| Requirements |
From the entries below, gather each line containing the word "title".

* begin Task material *

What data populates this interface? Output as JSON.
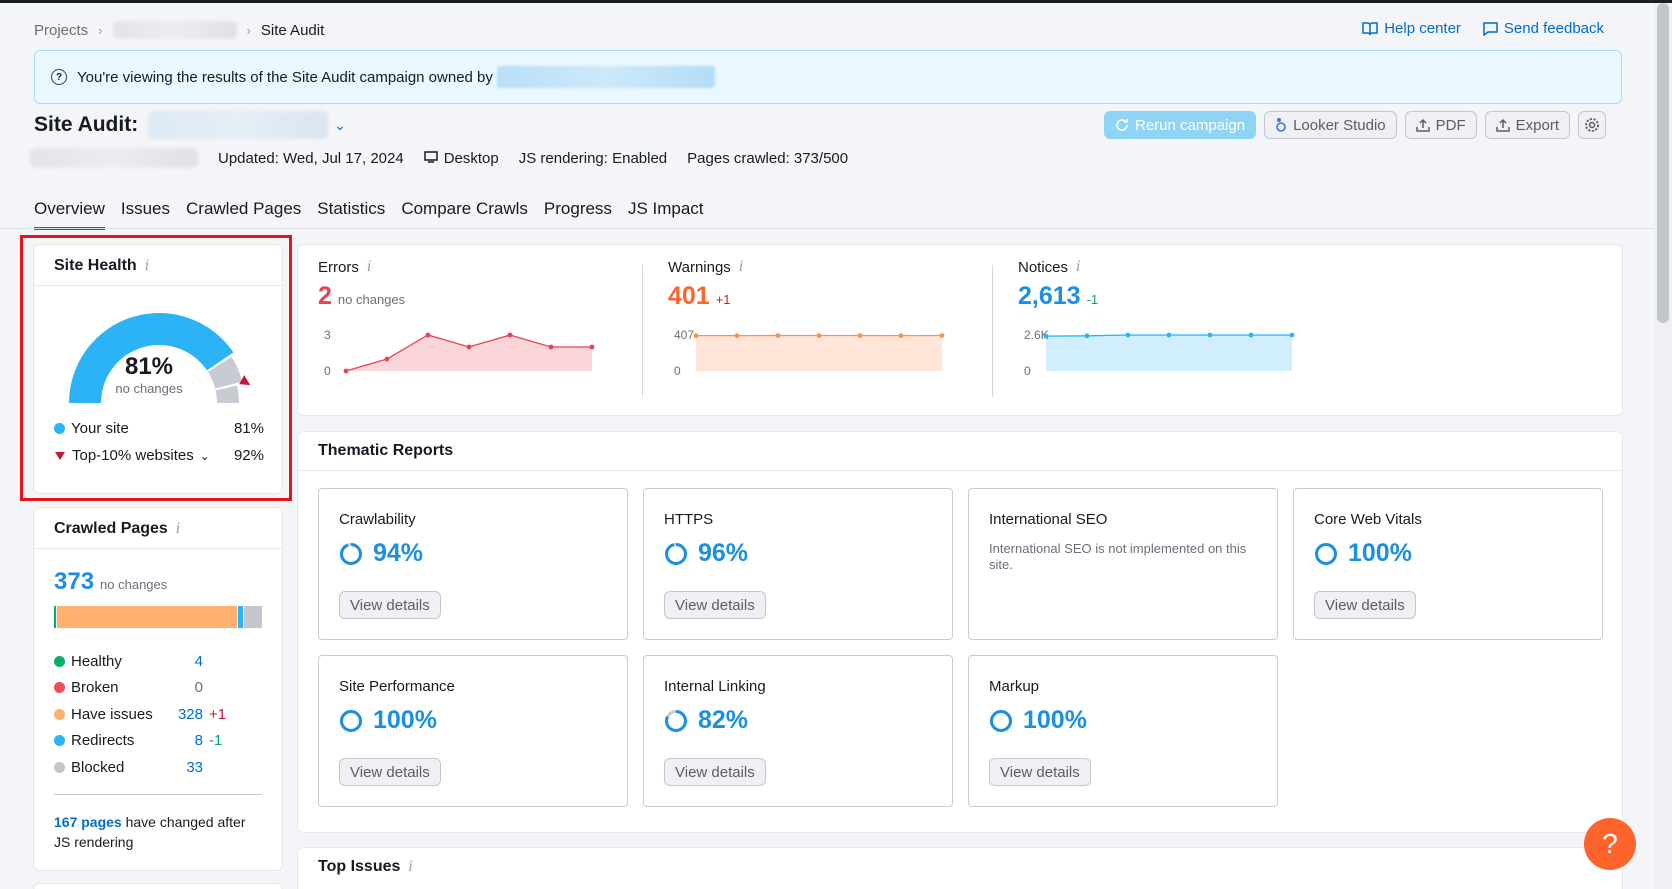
{
  "breadcrumb": {
    "projects": "Projects",
    "current": "Site Audit"
  },
  "top_links": {
    "help": "Help center",
    "feedback": "Send feedback"
  },
  "notice": {
    "text": "You're viewing the results of the Site Audit campaign owned by"
  },
  "title": {
    "label": "Site Audit:"
  },
  "meta": {
    "updated": "Updated: Wed, Jul 17, 2024",
    "device": "Desktop",
    "js_rendering": "JS rendering: Enabled",
    "pages_crawled": "Pages crawled: 373/500"
  },
  "actions": {
    "rerun": "Rerun campaign",
    "looker": "Looker Studio",
    "pdf": "PDF",
    "export": "Export"
  },
  "tabs": [
    "Overview",
    "Issues",
    "Crawled Pages",
    "Statistics",
    "Compare Crawls",
    "Progress",
    "JS Impact"
  ],
  "site_health": {
    "title": "Site Health",
    "value": "81%",
    "change": "no changes",
    "value_fraction": 0.81,
    "benchmark_fraction": 0.92,
    "your_site_label": "Your site",
    "your_site_value": "81%",
    "top10_label": "Top-10% websites",
    "top10_value": "92%"
  },
  "crawled_pages": {
    "title": "Crawled Pages",
    "total": "373",
    "change": "no changes",
    "items": [
      {
        "label": "Healthy",
        "value": "4",
        "delta": "",
        "color": "#00b06b",
        "count": 4
      },
      {
        "label": "Broken",
        "value": "0",
        "delta": "",
        "color": "#ef4c5a",
        "count": 0
      },
      {
        "label": "Have issues",
        "value": "328",
        "delta": "+1",
        "color": "#ffb06e",
        "count": 328
      },
      {
        "label": "Redirects",
        "value": "8",
        "delta": "-1",
        "color": "#2bb3f5",
        "count": 8
      },
      {
        "label": "Blocked",
        "value": "33",
        "delta": "",
        "color": "#c4c6cd",
        "count": 33
      }
    ],
    "js_pages_link": "167 pages",
    "js_pages_text": "have changed after JS rendering"
  },
  "metrics": {
    "errors": {
      "label": "Errors",
      "value": "2",
      "change": "no changes",
      "ymax_label": "3",
      "ymin_label": "0",
      "points": [
        0,
        1,
        3,
        2,
        3,
        2,
        2
      ],
      "ymax": 3,
      "color": "#e64252"
    },
    "warnings": {
      "label": "Warnings",
      "value": "401",
      "change": "+1",
      "ymax_label": "407",
      "ymin_label": "0",
      "points": [
        400,
        400,
        401,
        401,
        401,
        400,
        401
      ],
      "ymax": 407,
      "color": "#ff8f4d"
    },
    "notices": {
      "label": "Notices",
      "value": "2,613",
      "change": "-1",
      "ymax_label": "2.6K",
      "ymin_label": "0",
      "points": [
        2520,
        2540,
        2610,
        2612,
        2614,
        2614,
        2613
      ],
      "ymax": 2600,
      "color": "#2bb3f5"
    }
  },
  "thematic": {
    "title": "Thematic Reports",
    "view_details": "View details",
    "reports": [
      {
        "name": "Crawlability",
        "value": "94%",
        "pct": 94
      },
      {
        "name": "HTTPS",
        "value": "96%",
        "pct": 96
      },
      {
        "name": "International SEO",
        "value": "",
        "pct": null,
        "desc": "International SEO is not implemented on this site."
      },
      {
        "name": "Core Web Vitals",
        "value": "100%",
        "pct": 100
      },
      {
        "name": "Site Performance",
        "value": "100%",
        "pct": 100
      },
      {
        "name": "Internal Linking",
        "value": "82%",
        "pct": 82
      },
      {
        "name": "Markup",
        "value": "100%",
        "pct": 100
      }
    ]
  },
  "top_issues": {
    "title": "Top Issues"
  },
  "help_fab": {
    "label": "?"
  }
}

* end Task material *

| Correct response |
  "title": {
    "title": "Site Health",
    "title": "Crawled Pages",
    "title": "Thematic Reports",
    "title": "Top Issues"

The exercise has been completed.